Using the data below, repeat all of it precisely.

[Begin Data extract]

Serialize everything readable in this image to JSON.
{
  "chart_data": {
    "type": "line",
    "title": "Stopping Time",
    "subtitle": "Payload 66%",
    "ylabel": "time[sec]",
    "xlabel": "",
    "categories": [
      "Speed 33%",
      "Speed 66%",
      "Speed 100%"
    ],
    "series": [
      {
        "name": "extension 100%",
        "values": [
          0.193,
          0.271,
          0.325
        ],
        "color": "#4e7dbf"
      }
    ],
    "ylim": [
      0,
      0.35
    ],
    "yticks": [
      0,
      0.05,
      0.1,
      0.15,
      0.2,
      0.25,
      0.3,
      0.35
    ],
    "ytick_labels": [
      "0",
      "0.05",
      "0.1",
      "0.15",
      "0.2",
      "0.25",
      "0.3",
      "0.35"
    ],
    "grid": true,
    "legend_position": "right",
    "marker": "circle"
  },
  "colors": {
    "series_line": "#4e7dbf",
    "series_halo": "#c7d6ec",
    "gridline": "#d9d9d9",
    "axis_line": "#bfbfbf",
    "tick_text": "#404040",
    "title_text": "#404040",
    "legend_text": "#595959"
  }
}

[End Data extract]

» **Worked answer**:
Serialize everything readable in this image to JSON.
{
  "chart_data": {
    "type": "line",
    "title": "Stopping Time",
    "subtitle": "Payload 66%",
    "ylabel": "time[sec]",
    "xlabel": "",
    "categories": [
      "Speed 33%",
      "Speed 66%",
      "Speed 100%"
    ],
    "series": [
      {
        "name": "extension 100%",
        "values": [
          0.193,
          0.271,
          0.325
        ],
        "color": "#4e7dbf"
      }
    ],
    "ylim": [
      0,
      0.35
    ],
    "yticks": [
      0,
      0.05,
      0.1,
      0.15,
      0.2,
      0.25,
      0.3,
      0.35
    ],
    "ytick_labels": [
      "0",
      "0.05",
      "0.1",
      "0.15",
      "0.2",
      "0.25",
      "0.3",
      "0.35"
    ],
    "grid": true,
    "legend_position": "right",
    "marker": "circle"
  },
  "colors": {
    "series_line": "#4e7dbf",
    "series_halo": "#c7d6ec",
    "gridline": "#d9d9d9",
    "axis_line": "#bfbfbf",
    "tick_text": "#404040",
    "title_text": "#404040",
    "legend_text": "#595959"
  }
}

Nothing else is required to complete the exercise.